- [Set problem]
Copy the data precisely, character for character, and leave out every picture.

- [Dataset extract]
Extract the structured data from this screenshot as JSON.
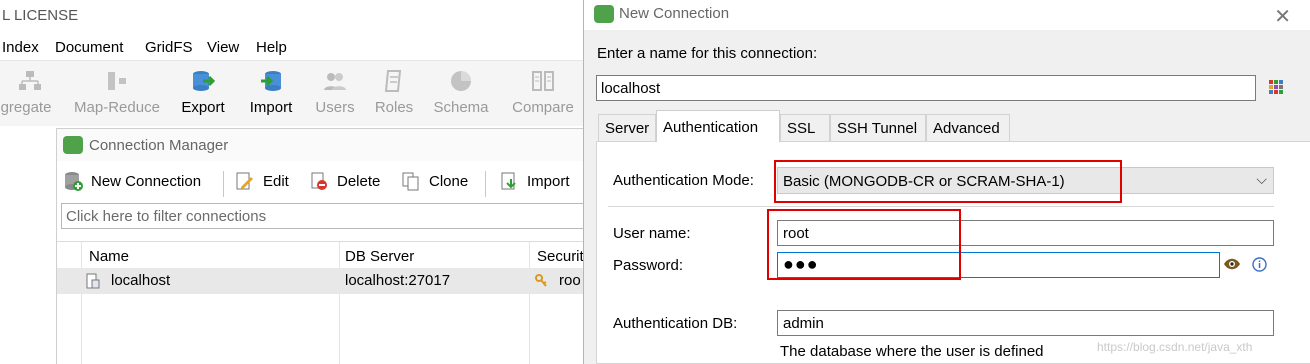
{
  "main_window": {
    "title": "L LICENSE",
    "menu": [
      "Index",
      "Document",
      "GridFS",
      "View",
      "Help"
    ],
    "toolbar": [
      {
        "label": "gregate",
        "icon": "aggregate-icon",
        "enabled": false
      },
      {
        "label": "Map-Reduce",
        "icon": "map-reduce-icon",
        "enabled": false
      },
      {
        "label": "Export",
        "icon": "export-icon",
        "enabled": true
      },
      {
        "label": "Import",
        "icon": "import-icon",
        "enabled": true
      },
      {
        "label": "Users",
        "icon": "users-icon",
        "enabled": false
      },
      {
        "label": "Roles",
        "icon": "roles-icon",
        "enabled": false
      },
      {
        "label": "Schema",
        "icon": "schema-icon",
        "enabled": false
      },
      {
        "label": "Compare",
        "icon": "compare-icon",
        "enabled": false
      }
    ]
  },
  "connection_manager": {
    "title": "Connection Manager",
    "toolbar": {
      "new_connection": "New Connection",
      "edit": "Edit",
      "delete": "Delete",
      "clone": "Clone",
      "import": "Import"
    },
    "filter_placeholder": "Click here to filter connections",
    "columns": [
      "Name",
      "DB Server",
      "Securit"
    ],
    "rows": [
      {
        "name": "localhost",
        "server": "localhost:27017",
        "security": "roo"
      }
    ]
  },
  "new_connection": {
    "title": "New Connection",
    "name_prompt": "Enter a name for this connection:",
    "name_value": "localhost",
    "tabs": [
      "Server",
      "Authentication",
      "SSL",
      "SSH Tunnel",
      "Advanced"
    ],
    "active_tab": "Authentication",
    "auth_mode_label": "Authentication Mode:",
    "auth_mode_value": "Basic (MONGODB-CR or SCRAM-SHA-1)",
    "username_label": "User name:",
    "username_value": "root",
    "password_label": "Password:",
    "password_value": "●●●",
    "auth_db_label": "Authentication DB:",
    "auth_db_value": "admin",
    "auth_db_hint": "The database where the user is defined"
  },
  "watermark": "https://blog.csdn.net/java_xth",
  "colors": {
    "highlight_red": "#e00000",
    "focus_blue": "#0078d7",
    "mongo_green": "#4fa14a"
  }
}
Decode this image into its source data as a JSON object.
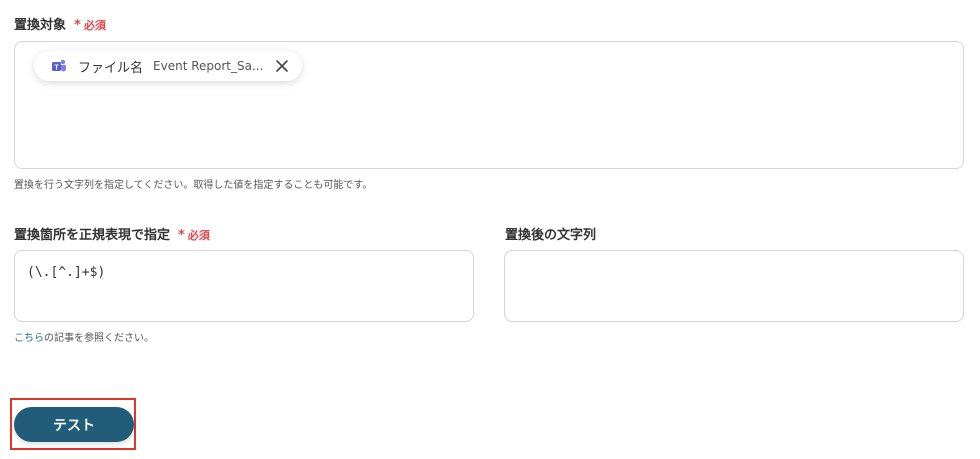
{
  "field1": {
    "label": "置換対象",
    "required": "必須",
    "chip": {
      "icon": "teams-icon",
      "name": "ファイル名",
      "value": "Event Report_Sa..."
    },
    "help": "置換を行う文字列を指定してください。取得した値を指定することも可能です。"
  },
  "field2": {
    "label": "置換箇所を正規表現で指定",
    "required": "必須",
    "value": "(\\.[^.]+$)",
    "help_link": "こちら",
    "help_rest": "の記事を参照ください。"
  },
  "field3": {
    "label": "置換後の文字列",
    "value": ""
  },
  "test_button": {
    "label": "テスト"
  },
  "colors": {
    "required": "#e0474c",
    "button": "#215c79",
    "link": "#2c6d8f",
    "highlight": "#e0362a"
  }
}
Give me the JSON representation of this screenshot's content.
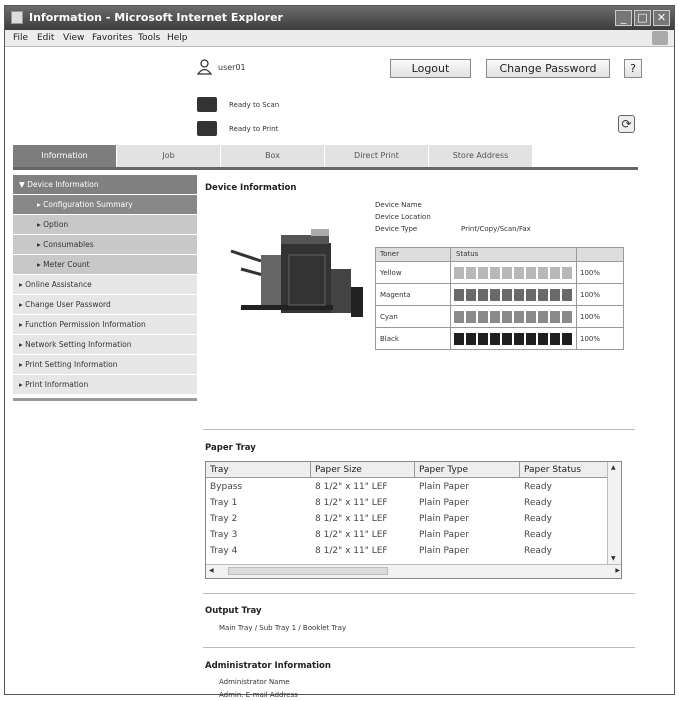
{
  "window": {
    "title": "Information - Microsoft Internet Explorer"
  },
  "menubar": [
    "File",
    "Edit",
    "View",
    "Favorites",
    "Tools",
    "Help"
  ],
  "header": {
    "user": "user01",
    "logout_label": "Logout",
    "change_password_label": "Change Password",
    "status_scan": "Ready to Scan",
    "status_print": "Ready to Print"
  },
  "tabs": [
    "Information",
    "Job",
    "Box",
    "Direct Print",
    "Store Address"
  ],
  "sidebar": [
    {
      "label": "Device Information",
      "level": "head"
    },
    {
      "label": "Configuration Summary",
      "level": "sub"
    },
    {
      "label": "Option",
      "level": "subl"
    },
    {
      "label": "Consumables",
      "level": "subl"
    },
    {
      "label": "Meter Count",
      "level": "subl"
    },
    {
      "label": "Online Assistance",
      "level": "top"
    },
    {
      "label": "Change User Password",
      "level": "top"
    },
    {
      "label": "Function Permission Information",
      "level": "top"
    },
    {
      "label": "Network Setting Information",
      "level": "top"
    },
    {
      "label": "Print Setting Information",
      "level": "top"
    },
    {
      "label": "Print Information",
      "level": "top"
    }
  ],
  "device_info": {
    "title": "Device Information",
    "name_label": "Device Name",
    "location_label": "Device Location",
    "type_label": "Device Type",
    "type_value": "Print/Copy/Scan/Fax",
    "toner_header": "Toner",
    "status_header": "Status",
    "toner": [
      {
        "name": "Yellow",
        "level": 1.0,
        "percent": "100%",
        "color": "#b8b8b8"
      },
      {
        "name": "Magenta",
        "level": 1.0,
        "percent": "100%",
        "color": "#6a6a6a"
      },
      {
        "name": "Cyan",
        "level": 1.0,
        "percent": "100%",
        "color": "#8a8a8a"
      },
      {
        "name": "Black",
        "level": 1.0,
        "percent": "100%",
        "color": "#1f1f1f"
      }
    ]
  },
  "paper_tray": {
    "title": "Paper Tray",
    "columns": [
      "Tray",
      "Paper Size",
      "Paper Type",
      "Paper Status"
    ],
    "rows": [
      [
        "Bypass",
        "8 1/2\" x 11\" LEF",
        "Plain Paper",
        "Ready"
      ],
      [
        "Tray 1",
        "8 1/2\" x 11\" LEF",
        "Plain Paper",
        "Ready"
      ],
      [
        "Tray 2",
        "8 1/2\" x 11\" LEF",
        "Plain Paper",
        "Ready"
      ],
      [
        "Tray 3",
        "8 1/2\" x 11\" LEF",
        "Plain Paper",
        "Ready"
      ],
      [
        "Tray 4",
        "8 1/2\" x 11\" LEF",
        "Plain Paper",
        "Ready"
      ]
    ]
  },
  "output_tray": {
    "title": "Output Tray",
    "value": "Main Tray / Sub Tray 1 / Booklet Tray"
  },
  "admin": {
    "title": "Administrator Information",
    "name_label": "Administrator Name",
    "email_label": "Admin. E-mail Address"
  }
}
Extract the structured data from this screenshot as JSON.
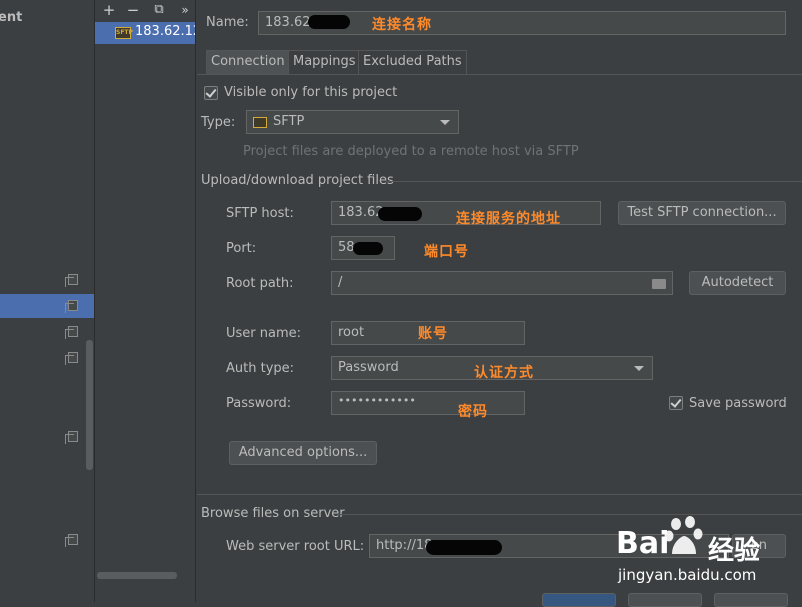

- [The response]
Extract the structured data from this screenshot as JSON.
{
  "main_window": {
    "title": "L LICENSE",
    "menu": [
      "Index",
      "Document",
      "GridFS",
      "View",
      "Help"
    ],
    "toolbar": [
      {
        "label": "gregate",
        "icon": "aggregate-icon",
        "enabled": false
      },
      {
        "label": "Map-Reduce",
        "icon": "map-reduce-icon",
        "enabled": false
      },
      {
        "label": "Export",
        "icon": "export-icon",
        "enabled": true
      },
      {
        "label": "Import",
        "icon": "import-icon",
        "enabled": true
      },
      {
        "label": "Users",
        "icon": "users-icon",
        "enabled": false
      },
      {
        "label": "Roles",
        "icon": "roles-icon",
        "enabled": false
      },
      {
        "label": "Schema",
        "icon": "schema-icon",
        "enabled": false
      },
      {
        "label": "Compare",
        "icon": "compare-icon",
        "enabled": false
      }
    ]
  },
  "connection_manager": {
    "title": "Connection Manager",
    "toolbar": {
      "new_connection": "New Connection",
      "edit": "Edit",
      "delete": "Delete",
      "clone": "Clone",
      "import": "Import"
    },
    "filter_placeholder": "Click here to filter connections",
    "columns": [
      "Name",
      "DB Server",
      "Securit"
    ],
    "rows": [
      {
        "name": "localhost",
        "server": "localhost:27017",
        "security": "roo"
      }
    ]
  },
  "new_connection": {
    "title": "New Connection",
    "name_prompt": "Enter a name for this connection:",
    "name_value": "localhost",
    "tabs": [
      "Server",
      "Authentication",
      "SSL",
      "SSH Tunnel",
      "Advanced"
    ],
    "active_tab": "Authentication",
    "auth_mode_label": "Authentication Mode:",
    "auth_mode_value": "Basic (MONGODB-CR or SCRAM-SHA-1)",
    "username_label": "User name:",
    "username_value": "root",
    "password_label": "Password:",
    "password_value": "●●●",
    "auth_db_label": "Authentication DB:",
    "auth_db_value": "admin",
    "auth_db_hint": "The database where the user is defined"
  },
  "watermark": "https://blog.csdn.net/java_xth",
  "colors": {
    "highlight_red": "#e00000",
    "focus_blue": "#0078d7",
    "mongo_green": "#4fa14a"
  }
}
Decode this image into its source data as a JSON object.
{
  "field1": {
    "label": "置換対象",
    "required": "必須",
    "chip": {
      "icon": "teams-icon",
      "name": "ファイル名",
      "value": "Event Report_Sa..."
    },
    "help": "置換を行う文字列を指定してください。取得した値を指定することも可能です。"
  },
  "field2": {
    "label": "置換箇所を正規表現で指定",
    "required": "必須",
    "value": "(\\.[^.]+$)",
    "help_link": "こちら",
    "help_rest": "の記事を参照ください。"
  },
  "field3": {
    "label": "置換後の文字列",
    "value": ""
  },
  "test_button": {
    "label": "テスト"
  },
  "colors": {
    "required": "#e0474c",
    "button": "#215c79",
    "link": "#2c6d8f",
    "highlight": "#e0362a"
  }
}
Give me the JSON representation of this screenshot's content.
{
  "window": {
    "title": "Information - Microsoft Internet Explorer"
  },
  "menubar": [
    "File",
    "Edit",
    "View",
    "Favorites",
    "Tools",
    "Help"
  ],
  "header": {
    "user": "user01",
    "logout_label": "Logout",
    "change_password_label": "Change Password",
    "status_scan": "Ready to Scan",
    "status_print": "Ready to Print"
  },
  "tabs": [
    "Information",
    "Job",
    "Box",
    "Direct Print",
    "Store Address"
  ],
  "sidebar": [
    {
      "label": "Device Information",
      "level": "head"
    },
    {
      "label": "Configuration Summary",
      "level": "sub"
    },
    {
      "label": "Option",
      "level": "subl"
    },
    {
      "label": "Consumables",
      "level": "subl"
    },
    {
      "label": "Meter Count",
      "level": "subl"
    },
    {
      "label": "Online Assistance",
      "level": "top"
    },
    {
      "label": "Change User Password",
      "level": "top"
    },
    {
      "label": "Function Permission Information",
      "level": "top"
    },
    {
      "label": "Network Setting Information",
      "level": "top"
    },
    {
      "label": "Print Setting Information",
      "level": "top"
    },
    {
      "label": "Print Information",
      "level": "top"
    }
  ],
  "device_info": {
    "title": "Device Information",
    "name_label": "Device Name",
    "location_label": "Device Location",
    "type_label": "Device Type",
    "type_value": "Print/Copy/Scan/Fax",
    "toner_header": "Toner",
    "status_header": "Status",
    "toner": [
      {
        "name": "Yellow",
        "level": 1.0,
        "percent": "100%",
        "color": "#b8b8b8"
      },
      {
        "name": "Magenta",
        "level": 1.0,
        "percent": "100%",
        "color": "#6a6a6a"
      },
      {
        "name": "Cyan",
        "level": 1.0,
        "percent": "100%",
        "color": "#8a8a8a"
      },
      {
        "name": "Black",
        "level": 1.0,
        "percent": "100%",
        "color": "#1f1f1f"
      }
    ]
  },
  "paper_tray": {
    "title": "Paper Tray",
    "columns": [
      "Tray",
      "Paper Size",
      "Paper Type",
      "Paper Status"
    ],
    "rows": [
      [
        "Bypass",
        "8 1/2\" x 11\" LEF",
        "Plain Paper",
        "Ready"
      ],
      [
        "Tray 1",
        "8 1/2\" x 11\" LEF",
        "Plain Paper",
        "Ready"
      ],
      [
        "Tray 2",
        "8 1/2\" x 11\" LEF",
        "Plain Paper",
        "Ready"
      ],
      [
        "Tray 3",
        "8 1/2\" x 11\" LEF",
        "Plain Paper",
        "Ready"
      ],
      [
        "Tray 4",
        "8 1/2\" x 11\" LEF",
        "Plain Paper",
        "Ready"
      ]
    ]
  },
  "output_tray": {
    "title": "Output Tray",
    "value": "Main Tray / Sub Tray 1 / Booklet Tray"
  },
  "admin": {
    "title": "Administrator Information",
    "name_label": "Administrator Name",
    "email_label": "Admin. E-mail Address"
  }
}
Extract the structured data from this screenshot as JSON.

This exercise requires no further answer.